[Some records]
[start]
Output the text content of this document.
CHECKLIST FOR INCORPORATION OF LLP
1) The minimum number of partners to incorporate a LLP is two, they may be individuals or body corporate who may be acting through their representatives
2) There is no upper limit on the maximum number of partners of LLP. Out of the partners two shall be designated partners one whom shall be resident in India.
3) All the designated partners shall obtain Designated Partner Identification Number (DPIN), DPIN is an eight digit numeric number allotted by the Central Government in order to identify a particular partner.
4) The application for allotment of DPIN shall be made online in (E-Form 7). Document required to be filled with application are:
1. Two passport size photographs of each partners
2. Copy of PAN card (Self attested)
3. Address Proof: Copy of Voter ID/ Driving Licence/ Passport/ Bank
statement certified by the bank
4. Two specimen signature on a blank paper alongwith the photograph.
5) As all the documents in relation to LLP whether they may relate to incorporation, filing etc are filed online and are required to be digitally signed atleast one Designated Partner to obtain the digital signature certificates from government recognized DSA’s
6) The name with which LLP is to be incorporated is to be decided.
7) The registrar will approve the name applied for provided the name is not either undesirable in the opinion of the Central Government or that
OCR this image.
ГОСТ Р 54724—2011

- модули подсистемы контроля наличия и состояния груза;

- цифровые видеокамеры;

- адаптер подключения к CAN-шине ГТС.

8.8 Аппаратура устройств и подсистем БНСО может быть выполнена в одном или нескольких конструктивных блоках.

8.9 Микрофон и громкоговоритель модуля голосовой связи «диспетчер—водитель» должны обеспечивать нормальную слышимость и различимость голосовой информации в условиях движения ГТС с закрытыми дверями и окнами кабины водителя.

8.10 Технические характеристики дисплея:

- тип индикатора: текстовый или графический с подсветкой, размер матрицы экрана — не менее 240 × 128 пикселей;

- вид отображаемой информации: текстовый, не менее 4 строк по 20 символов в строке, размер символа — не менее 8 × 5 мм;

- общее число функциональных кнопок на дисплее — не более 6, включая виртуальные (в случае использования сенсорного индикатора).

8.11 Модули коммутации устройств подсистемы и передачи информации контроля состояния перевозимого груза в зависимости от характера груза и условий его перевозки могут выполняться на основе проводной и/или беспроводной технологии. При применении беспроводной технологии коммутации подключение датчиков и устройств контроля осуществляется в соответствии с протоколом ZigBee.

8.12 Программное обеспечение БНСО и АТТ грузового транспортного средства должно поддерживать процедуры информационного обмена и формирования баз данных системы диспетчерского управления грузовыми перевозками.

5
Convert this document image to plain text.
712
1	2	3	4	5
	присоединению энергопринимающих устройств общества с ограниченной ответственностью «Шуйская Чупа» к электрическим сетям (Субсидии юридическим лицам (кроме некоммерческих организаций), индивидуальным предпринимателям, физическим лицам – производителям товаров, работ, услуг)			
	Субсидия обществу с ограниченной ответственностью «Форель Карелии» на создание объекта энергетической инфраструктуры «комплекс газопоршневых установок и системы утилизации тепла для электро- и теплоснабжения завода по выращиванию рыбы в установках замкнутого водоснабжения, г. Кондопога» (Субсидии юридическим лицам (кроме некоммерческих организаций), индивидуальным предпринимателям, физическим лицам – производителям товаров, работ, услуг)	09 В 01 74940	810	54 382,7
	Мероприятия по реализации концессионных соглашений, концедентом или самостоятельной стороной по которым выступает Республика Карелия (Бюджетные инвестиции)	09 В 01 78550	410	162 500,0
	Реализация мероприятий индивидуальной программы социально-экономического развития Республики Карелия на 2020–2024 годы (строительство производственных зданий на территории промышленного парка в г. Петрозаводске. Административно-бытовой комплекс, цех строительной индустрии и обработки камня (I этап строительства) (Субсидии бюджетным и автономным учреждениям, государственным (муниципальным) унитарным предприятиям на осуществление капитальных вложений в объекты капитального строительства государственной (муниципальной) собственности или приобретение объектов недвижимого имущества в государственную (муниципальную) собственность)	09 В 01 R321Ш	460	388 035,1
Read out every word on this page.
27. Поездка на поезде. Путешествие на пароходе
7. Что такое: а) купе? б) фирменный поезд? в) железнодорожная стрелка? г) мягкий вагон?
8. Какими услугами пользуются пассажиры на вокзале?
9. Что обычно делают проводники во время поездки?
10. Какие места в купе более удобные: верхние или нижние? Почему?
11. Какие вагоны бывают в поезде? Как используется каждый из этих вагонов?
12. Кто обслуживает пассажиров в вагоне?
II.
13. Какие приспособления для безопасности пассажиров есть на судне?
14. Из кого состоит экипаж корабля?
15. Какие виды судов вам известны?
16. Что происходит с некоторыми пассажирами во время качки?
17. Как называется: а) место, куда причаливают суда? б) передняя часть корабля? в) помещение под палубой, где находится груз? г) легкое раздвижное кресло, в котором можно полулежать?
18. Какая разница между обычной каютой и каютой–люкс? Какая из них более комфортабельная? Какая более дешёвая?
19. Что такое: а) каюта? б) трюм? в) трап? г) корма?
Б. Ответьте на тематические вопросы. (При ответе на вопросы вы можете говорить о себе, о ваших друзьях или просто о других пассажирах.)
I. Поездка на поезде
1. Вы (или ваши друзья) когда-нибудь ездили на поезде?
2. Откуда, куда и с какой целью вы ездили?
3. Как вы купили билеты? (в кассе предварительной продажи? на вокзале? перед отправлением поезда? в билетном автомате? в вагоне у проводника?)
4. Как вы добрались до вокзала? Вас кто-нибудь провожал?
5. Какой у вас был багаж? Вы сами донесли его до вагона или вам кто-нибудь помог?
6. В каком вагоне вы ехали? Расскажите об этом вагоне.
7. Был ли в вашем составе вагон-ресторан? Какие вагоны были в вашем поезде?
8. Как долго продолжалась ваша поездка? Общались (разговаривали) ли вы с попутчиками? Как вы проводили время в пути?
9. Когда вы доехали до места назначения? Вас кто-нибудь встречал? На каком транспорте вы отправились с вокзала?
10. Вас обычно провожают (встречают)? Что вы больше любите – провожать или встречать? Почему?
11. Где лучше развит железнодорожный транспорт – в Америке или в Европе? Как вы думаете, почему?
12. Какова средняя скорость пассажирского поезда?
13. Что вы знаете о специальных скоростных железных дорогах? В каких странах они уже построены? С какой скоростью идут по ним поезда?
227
[end]
◆ WHAT IS EXPECTED
Give the records above again, word for word.

◆ FINAL RESULT
Output the text content of this document.
CHECKLIST FOR INCORPORATION OF LLP
1) The minimum number of partners to incorporate a LLP is two, they may be individuals or body corporate who may be acting through their representatives
2) There is no upper limit on the maximum number of partners of LLP. Out of the partners two shall be designated partners one whom shall be resident in India.
3) All the designated partners shall obtain Designated Partner Identification Number (DPIN), DPIN is an eight digit numeric number allotted by the Central Government in order to identify a particular partner.
4) The application for allotment of DPIN shall be made online in (E-Form 7). Document required to be filled with application are:
1. Two passport size photographs of each partners
2. Copy of PAN card (Self attested)
3. Address Proof: Copy of Voter ID/ Driving Licence/ Passport/ Bank
statement certified by the bank
4. Two specimen signature on a blank paper alongwith the photograph.
5) As all the documents in relation to LLP whether they may relate to incorporation, filing etc are filed online and are required to be digitally signed atleast one Designated Partner to obtain the digital signature certificates from government recognized DSA’s
6) The name with which LLP is to be incorporated is to be decided.
7) The registrar will approve the name applied for provided the name is not either undesirable in the opinion of the Central Government or that
OCR this image.
ГОСТ Р 54724—2011

- модули подсистемы контроля наличия и состояния груза;

- цифровые видеокамеры;

- адаптер подключения к CAN-шине ГТС.

8.8 Аппаратура устройств и подсистем БНСО может быть выполнена в одном или нескольких конструктивных блоках.

8.9 Микрофон и громкоговоритель модуля голосовой связи «диспетчер—водитель» должны обеспечивать нормальную слышимость и различимость голосовой информации в условиях движения ГТС с закрытыми дверями и окнами кабины водителя.

8.10 Технические характеристики дисплея:

- тип индикатора: текстовый или графический с подсветкой, размер матрицы экрана — не менее 240 × 128 пикселей;

- вид отображаемой информации: текстовый, не менее 4 строк по 20 символов в строке, размер символа — не менее 8 × 5 мм;

- общее число функциональных кнопок на дисплее — не более 6, включая виртуальные (в случае использования сенсорного индикатора).

8.11 Модули коммутации устройств подсистемы и передачи информации контроля состояния перевозимого груза в зависимости от характера груза и условий его перевозки могут выполняться на основе проводной и/или беспроводной технологии. При применении беспроводной технологии коммутации подключение датчиков и устройств контроля осуществляется в соответствии с протоколом ZigBee.

8.12 Программное обеспечение БНСО и АТТ грузового транспортного средства должно поддерживать процедуры информационного обмена и формирования баз данных системы диспетчерского управления грузовыми перевозками.

5
Convert this document image to plain text.
712
1	2	3	4	5
	присоединению энергопринимающих устройств общества с ограниченной ответственностью «Шуйская Чупа» к электрическим сетям (Субсидии юридическим лицам (кроме некоммерческих организаций), индивидуальным предпринимателям, физическим лицам – производителям товаров, работ, услуг)			
	Субсидия обществу с ограниченной ответственностью «Форель Карелии» на создание объекта энергетической инфраструктуры «комплекс газопоршневых установок и системы утилизации тепла для электро- и теплоснабжения завода по выращиванию рыбы в установках замкнутого водоснабжения, г. Кондопога» (Субсидии юридическим лицам (кроме некоммерческих организаций), индивидуальным предпринимателям, физическим лицам – производителям товаров, работ, услуг)	09 В 01 74940	810	54 382,7
	Мероприятия по реализации концессионных соглашений, концедентом или самостоятельной стороной по которым выступает Республика Карелия (Бюджетные инвестиции)	09 В 01 78550	410	162 500,0
	Реализация мероприятий индивидуальной программы социально-экономического развития Республики Карелия на 2020–2024 годы (строительство производственных зданий на территории промышленного парка в г. Петрозаводске. Административно-бытовой комплекс, цех строительной индустрии и обработки камня (I этап строительства) (Субсидии бюджетным и автономным учреждениям, государственным (муниципальным) унитарным предприятиям на осуществление капитальных вложений в объекты капитального строительства государственной (муниципальной) собственности или приобретение объектов недвижимого имущества в государственную (муниципальную) собственность)	09 В 01 R321Ш	460	388 035,1
Read out every word on this page.
27. Поездка на поезде. Путешествие на пароходе
7. Что такое: а) купе? б) фирменный поезд? в) железнодорожная стрелка? г) мягкий вагон?
8. Какими услугами пользуются пассажиры на вокзале?
9. Что обычно делают проводники во время поездки?
10. Какие места в купе более удобные: верхние или нижние? Почему?
11. Какие вагоны бывают в поезде? Как используется каждый из этих вагонов?
12. Кто обслуживает пассажиров в вагоне?
II.
13. Какие приспособления для безопасности пассажиров есть на судне?
14. Из кого состоит экипаж корабля?
15. Какие виды судов вам известны?
16. Что происходит с некоторыми пассажирами во время качки?
17. Как называется: а) место, куда причаливают суда? б) передняя часть корабля? в) помещение под палубой, где находится груз? г) легкое раздвижное кресло, в котором можно полулежать?
18. Какая разница между обычной каютой и каютой–люкс? Какая из них более комфортабельная? Какая более дешёвая?
19. Что такое: а) каюта? б) трюм? в) трап? г) корма?
Б. Ответьте на тематические вопросы. (При ответе на вопросы вы можете говорить о себе, о ваших друзьях или просто о других пассажирах.)
I. Поездка на поезде
1. Вы (или ваши друзья) когда-нибудь ездили на поезде?
2. Откуда, куда и с какой целью вы ездили?
3. Как вы купили билеты? (в кассе предварительной продажи? на вокзале? перед отправлением поезда? в билетном автомате? в вагоне у проводника?)
4. Как вы добрались до вокзала? Вас кто-нибудь провожал?
5. Какой у вас был багаж? Вы сами донесли его до вагона или вам кто-нибудь помог?
6. В каком вагоне вы ехали? Расскажите об этом вагоне.
7. Был ли в вашем составе вагон-ресторан? Какие вагоны были в вашем поезде?
8. Как долго продолжалась ваша поездка? Общались (разговаривали) ли вы с попутчиками? Как вы проводили время в пути?
9. Когда вы доехали до места назначения? Вас кто-нибудь встречал? На каком транспорте вы отправились с вокзала?
10. Вас обычно провожают (встречают)? Что вы больше любите – провожать или встречать? Почему?
11. Где лучше развит железнодорожный транспорт – в Америке или в Европе? Как вы думаете, почему?
12. Какова средняя скорость пассажирского поезда?
13. Что вы знаете о специальных скоростных железных дорогах? В каких странах они уже построены? С какой скоростью идут по ним поезда?
227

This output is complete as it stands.